__What to do__.
Omit the pictures, please, and give each record below again exactly.

__Recorded data__.
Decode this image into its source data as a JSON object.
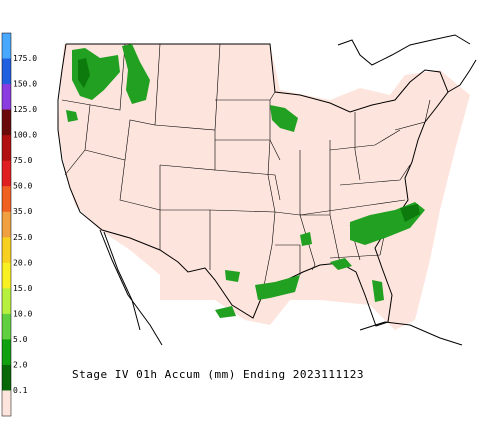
{
  "legend": {
    "labels": [
      "175.0",
      "150.0",
      "125.0",
      "100.0",
      "75.0",
      "50.0",
      "35.0",
      "25.0",
      "20.0",
      "15.0",
      "10.0",
      "5.0",
      "2.0",
      "0.1"
    ],
    "colors": [
      "#49a8ff",
      "#1f5fe0",
      "#8a3ce0",
      "#6a0a0a",
      "#b01010",
      "#e02020",
      "#f06020",
      "#f0a040",
      "#f8d020",
      "#f8f020",
      "#b8f040",
      "#60d040",
      "#10a010",
      "#086808",
      "#fde4dc"
    ]
  },
  "title": "Stage IV 01h Accum (mm) Ending 2023111123"
}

__Response to the task__.
Decode this image into its source data as a JSON object.
{
  "legend": {
    "labels": [
      "175.0",
      "150.0",
      "125.0",
      "100.0",
      "75.0",
      "50.0",
      "35.0",
      "25.0",
      "20.0",
      "15.0",
      "10.0",
      "5.0",
      "2.0",
      "0.1"
    ],
    "colors": [
      "#49a8ff",
      "#1f5fe0",
      "#8a3ce0",
      "#6a0a0a",
      "#b01010",
      "#e02020",
      "#f06020",
      "#f0a040",
      "#f8d020",
      "#f8f020",
      "#b8f040",
      "#60d040",
      "#10a010",
      "#086808",
      "#fde4dc"
    ]
  },
  "title": "Stage IV 01h Accum (mm) Ending 2023111123"
}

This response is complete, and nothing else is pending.